-- START Records supplied --

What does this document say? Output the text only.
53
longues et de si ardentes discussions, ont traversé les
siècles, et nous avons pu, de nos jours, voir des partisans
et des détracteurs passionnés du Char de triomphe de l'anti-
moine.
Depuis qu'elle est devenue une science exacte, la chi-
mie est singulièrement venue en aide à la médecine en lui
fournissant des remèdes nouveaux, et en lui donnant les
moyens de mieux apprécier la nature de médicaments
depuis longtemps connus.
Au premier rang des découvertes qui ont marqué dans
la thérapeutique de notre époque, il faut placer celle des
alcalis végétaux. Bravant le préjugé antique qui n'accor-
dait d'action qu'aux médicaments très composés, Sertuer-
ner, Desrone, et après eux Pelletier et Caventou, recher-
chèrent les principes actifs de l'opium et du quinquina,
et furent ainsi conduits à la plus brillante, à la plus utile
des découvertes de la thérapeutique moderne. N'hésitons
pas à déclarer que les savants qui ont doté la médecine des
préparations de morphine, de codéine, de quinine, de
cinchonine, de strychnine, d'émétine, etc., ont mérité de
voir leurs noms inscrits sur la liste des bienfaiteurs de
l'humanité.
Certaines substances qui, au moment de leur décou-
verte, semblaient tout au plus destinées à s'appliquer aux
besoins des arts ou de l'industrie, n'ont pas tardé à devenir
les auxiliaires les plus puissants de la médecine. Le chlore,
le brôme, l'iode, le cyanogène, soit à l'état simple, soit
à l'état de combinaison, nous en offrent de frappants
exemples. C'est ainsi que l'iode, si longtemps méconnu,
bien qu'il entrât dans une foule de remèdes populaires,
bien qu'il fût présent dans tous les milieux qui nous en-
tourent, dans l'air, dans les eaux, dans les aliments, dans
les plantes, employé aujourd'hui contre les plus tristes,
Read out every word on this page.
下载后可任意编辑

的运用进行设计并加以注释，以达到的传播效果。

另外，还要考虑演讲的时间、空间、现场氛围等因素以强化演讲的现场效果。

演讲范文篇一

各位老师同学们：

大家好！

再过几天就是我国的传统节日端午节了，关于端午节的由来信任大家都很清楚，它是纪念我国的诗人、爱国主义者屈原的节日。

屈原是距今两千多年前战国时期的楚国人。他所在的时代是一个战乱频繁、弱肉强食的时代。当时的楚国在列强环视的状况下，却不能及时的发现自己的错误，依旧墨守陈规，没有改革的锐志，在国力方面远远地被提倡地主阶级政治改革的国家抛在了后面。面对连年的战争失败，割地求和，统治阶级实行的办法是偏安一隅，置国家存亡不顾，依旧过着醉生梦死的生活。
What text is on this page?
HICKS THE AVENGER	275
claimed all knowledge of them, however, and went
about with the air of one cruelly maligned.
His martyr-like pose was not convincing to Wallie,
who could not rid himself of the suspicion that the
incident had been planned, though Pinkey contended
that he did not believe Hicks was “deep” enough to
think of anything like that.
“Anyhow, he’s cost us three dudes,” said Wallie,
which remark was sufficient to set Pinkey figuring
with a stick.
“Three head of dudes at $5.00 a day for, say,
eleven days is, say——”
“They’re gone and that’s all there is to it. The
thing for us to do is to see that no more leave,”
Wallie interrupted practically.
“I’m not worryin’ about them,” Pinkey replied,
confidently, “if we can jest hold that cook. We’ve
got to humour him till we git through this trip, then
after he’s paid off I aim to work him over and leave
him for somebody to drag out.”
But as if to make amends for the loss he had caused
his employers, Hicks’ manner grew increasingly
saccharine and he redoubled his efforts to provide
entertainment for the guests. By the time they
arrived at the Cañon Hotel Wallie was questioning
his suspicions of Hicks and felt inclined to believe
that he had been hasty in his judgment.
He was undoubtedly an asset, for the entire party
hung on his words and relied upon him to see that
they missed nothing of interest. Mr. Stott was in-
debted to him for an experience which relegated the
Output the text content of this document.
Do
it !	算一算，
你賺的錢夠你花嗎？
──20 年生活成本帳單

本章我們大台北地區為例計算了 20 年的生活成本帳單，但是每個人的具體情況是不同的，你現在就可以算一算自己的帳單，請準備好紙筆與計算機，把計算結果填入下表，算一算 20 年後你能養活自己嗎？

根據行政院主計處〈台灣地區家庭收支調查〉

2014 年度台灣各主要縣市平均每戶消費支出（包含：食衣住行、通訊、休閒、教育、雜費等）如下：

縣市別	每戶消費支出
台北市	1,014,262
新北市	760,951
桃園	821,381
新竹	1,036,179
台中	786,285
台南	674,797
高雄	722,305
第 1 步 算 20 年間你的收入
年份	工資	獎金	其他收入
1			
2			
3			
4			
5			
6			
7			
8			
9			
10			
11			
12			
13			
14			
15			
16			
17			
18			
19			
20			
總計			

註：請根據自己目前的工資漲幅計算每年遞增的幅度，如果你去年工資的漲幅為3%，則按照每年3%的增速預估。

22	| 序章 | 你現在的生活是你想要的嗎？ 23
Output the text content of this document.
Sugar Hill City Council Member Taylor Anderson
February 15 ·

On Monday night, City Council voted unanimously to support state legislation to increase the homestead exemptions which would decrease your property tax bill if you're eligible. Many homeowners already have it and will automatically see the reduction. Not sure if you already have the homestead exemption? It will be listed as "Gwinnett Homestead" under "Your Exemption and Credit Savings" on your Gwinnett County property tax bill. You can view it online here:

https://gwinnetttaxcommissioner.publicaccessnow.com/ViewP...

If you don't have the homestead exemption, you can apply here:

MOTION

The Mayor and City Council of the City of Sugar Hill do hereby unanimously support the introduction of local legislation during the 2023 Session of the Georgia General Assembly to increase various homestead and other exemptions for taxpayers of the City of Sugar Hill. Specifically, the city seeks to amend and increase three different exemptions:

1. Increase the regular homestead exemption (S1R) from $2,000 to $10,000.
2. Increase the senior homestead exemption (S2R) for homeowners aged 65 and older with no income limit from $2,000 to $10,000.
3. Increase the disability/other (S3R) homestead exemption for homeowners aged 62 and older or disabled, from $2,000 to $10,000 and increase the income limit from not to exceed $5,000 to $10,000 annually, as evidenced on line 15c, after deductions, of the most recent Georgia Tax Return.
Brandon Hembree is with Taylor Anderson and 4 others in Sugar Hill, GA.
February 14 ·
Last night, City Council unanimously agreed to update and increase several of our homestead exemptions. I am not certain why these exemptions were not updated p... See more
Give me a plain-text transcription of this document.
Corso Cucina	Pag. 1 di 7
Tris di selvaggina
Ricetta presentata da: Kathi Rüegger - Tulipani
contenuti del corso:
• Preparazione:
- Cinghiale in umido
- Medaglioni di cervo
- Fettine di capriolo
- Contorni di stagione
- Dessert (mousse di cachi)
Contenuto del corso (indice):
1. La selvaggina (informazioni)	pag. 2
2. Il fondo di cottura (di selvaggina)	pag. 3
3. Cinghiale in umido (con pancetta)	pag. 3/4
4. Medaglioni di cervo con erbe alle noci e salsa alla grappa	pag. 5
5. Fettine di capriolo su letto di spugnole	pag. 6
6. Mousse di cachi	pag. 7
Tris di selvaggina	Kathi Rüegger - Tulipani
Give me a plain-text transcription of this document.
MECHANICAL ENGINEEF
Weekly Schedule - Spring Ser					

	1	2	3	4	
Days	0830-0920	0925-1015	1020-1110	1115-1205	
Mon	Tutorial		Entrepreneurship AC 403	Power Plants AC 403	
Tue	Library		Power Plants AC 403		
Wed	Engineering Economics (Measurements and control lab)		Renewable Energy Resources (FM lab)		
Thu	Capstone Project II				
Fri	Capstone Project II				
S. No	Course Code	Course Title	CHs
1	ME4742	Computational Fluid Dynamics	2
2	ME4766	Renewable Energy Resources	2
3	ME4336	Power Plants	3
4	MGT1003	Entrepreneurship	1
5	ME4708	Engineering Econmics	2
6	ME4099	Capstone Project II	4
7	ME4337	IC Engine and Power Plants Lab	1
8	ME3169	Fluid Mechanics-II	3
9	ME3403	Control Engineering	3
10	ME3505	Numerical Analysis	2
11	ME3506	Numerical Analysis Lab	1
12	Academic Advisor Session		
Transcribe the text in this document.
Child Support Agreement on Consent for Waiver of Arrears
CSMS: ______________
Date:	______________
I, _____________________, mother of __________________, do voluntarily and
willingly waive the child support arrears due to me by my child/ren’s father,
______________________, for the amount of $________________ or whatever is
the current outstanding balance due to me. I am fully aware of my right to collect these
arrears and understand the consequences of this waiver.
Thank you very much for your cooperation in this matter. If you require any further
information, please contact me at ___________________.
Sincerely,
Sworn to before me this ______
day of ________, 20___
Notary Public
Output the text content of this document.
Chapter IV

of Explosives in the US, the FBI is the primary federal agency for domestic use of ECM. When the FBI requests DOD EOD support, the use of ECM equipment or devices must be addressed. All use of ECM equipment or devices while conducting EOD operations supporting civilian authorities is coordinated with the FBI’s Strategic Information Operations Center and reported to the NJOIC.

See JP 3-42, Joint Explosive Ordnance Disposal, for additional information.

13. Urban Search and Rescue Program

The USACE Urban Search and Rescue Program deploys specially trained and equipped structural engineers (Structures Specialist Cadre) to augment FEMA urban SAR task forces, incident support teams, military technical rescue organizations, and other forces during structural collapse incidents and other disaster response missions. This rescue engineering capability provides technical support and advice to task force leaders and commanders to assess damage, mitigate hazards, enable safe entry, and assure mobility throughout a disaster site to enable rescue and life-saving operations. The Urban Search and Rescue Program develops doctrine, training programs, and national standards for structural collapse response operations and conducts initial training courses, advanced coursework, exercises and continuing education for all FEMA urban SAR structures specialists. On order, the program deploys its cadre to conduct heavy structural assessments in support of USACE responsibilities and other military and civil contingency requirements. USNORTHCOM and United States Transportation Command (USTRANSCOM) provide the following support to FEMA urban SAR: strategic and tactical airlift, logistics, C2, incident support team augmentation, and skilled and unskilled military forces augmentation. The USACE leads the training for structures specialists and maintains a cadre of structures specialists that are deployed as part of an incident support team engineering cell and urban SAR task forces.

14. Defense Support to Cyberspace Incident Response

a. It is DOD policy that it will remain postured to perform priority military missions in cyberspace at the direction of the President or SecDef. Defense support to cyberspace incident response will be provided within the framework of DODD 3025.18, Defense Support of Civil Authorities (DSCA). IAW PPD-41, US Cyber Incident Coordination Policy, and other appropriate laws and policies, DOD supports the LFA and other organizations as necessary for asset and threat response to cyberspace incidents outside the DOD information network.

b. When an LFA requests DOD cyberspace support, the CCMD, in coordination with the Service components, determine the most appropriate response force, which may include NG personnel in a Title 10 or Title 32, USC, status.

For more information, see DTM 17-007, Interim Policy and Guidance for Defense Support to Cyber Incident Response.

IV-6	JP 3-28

-- END Records supplied --

Exercise details
Report each line in the data that holds the word "about".

Answer to this task
about with the air of one cruelly maligned.
“I’m not worryin’ about them,” Pinkey replied,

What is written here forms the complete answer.